> **WHAT IS EXPECTED**
Your task is to give the listing below back word for word, pictures excluded.

Dataset items
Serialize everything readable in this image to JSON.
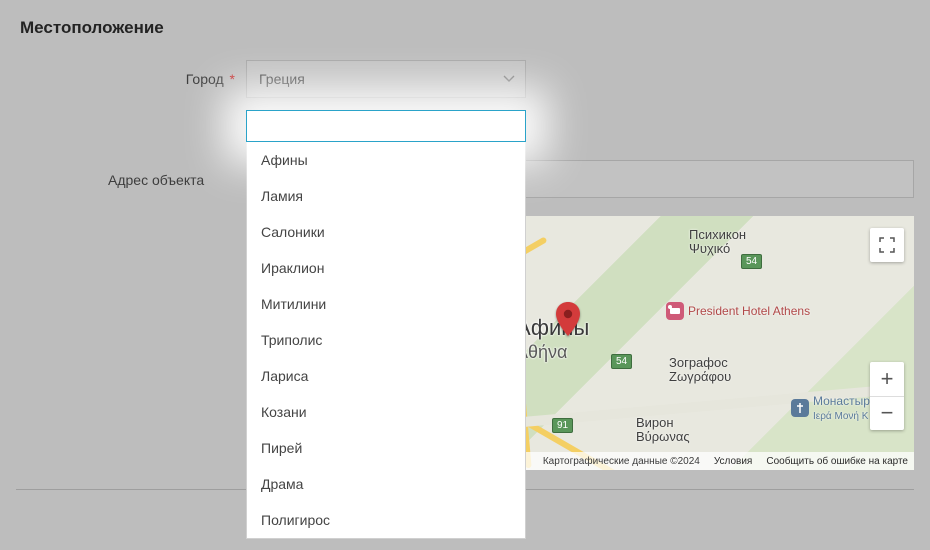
{
  "section_title": "Местоположение",
  "labels": {
    "city": "Город",
    "required_mark": "*",
    "address": "Адрес объекта"
  },
  "city_select": {
    "selected": "Греция"
  },
  "dropdown": {
    "search_value": "",
    "options": [
      "Афины",
      "Ламия",
      "Салоники",
      "Ираклион",
      "Митилини",
      "Триполис",
      "Лариса",
      "Козани",
      "Пирей",
      "Драма",
      "Полигирос"
    ]
  },
  "address_value": "",
  "map": {
    "city_label_ru": "Афины",
    "city_label_gr": "Αθήνα",
    "areas": {
      "psychiko": {
        "ru": "Психикон",
        "gr": "Ψυχικό"
      },
      "zografos": {
        "ru": "Зографос",
        "gr": "Ζωγράφου"
      },
      "vyronas": {
        "ru": "Вирон",
        "gr": "Βύρωνας"
      }
    },
    "poi": {
      "hotel": "President Hotel Athens",
      "monastery": {
        "ru": "Монастырь",
        "gr": "Ιερά Μονή Κ"
      }
    },
    "road_badges": [
      "54",
      "54",
      "91"
    ],
    "footer": {
      "attribution": "Картографические данные ©2024",
      "terms": "Условия",
      "report": "Сообщить об ошибке на карте"
    }
  }
}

> **RESPONSE TO THE EXERCISE**
Serialize everything readable in this image to JSON.
{
  "section_title": "Местоположение",
  "labels": {
    "city": "Город",
    "required_mark": "*",
    "address": "Адрес объекта"
  },
  "city_select": {
    "selected": "Греция"
  },
  "dropdown": {
    "search_value": "",
    "options": [
      "Афины",
      "Ламия",
      "Салоники",
      "Ираклион",
      "Митилини",
      "Триполис",
      "Лариса",
      "Козани",
      "Пирей",
      "Драма",
      "Полигирос"
    ]
  },
  "address_value": "",
  "map": {
    "city_label_ru": "Афины",
    "city_label_gr": "Αθήνα",
    "areas": {
      "psychiko": {
        "ru": "Психикон",
        "gr": "Ψυχικό"
      },
      "zografos": {
        "ru": "Зографос",
        "gr": "Ζωγράφου"
      },
      "vyronas": {
        "ru": "Вирон",
        "gr": "Βύρωνας"
      }
    },
    "poi": {
      "hotel": "President Hotel Athens",
      "monastery": {
        "ru": "Монастырь",
        "gr": "Ιερά Μονή Κ"
      }
    },
    "road_badges": [
      "54",
      "54",
      "91"
    ],
    "footer": {
      "attribution": "Картографические данные ©2024",
      "terms": "Условия",
      "report": "Сообщить об ошибке на карте"
    }
  }
}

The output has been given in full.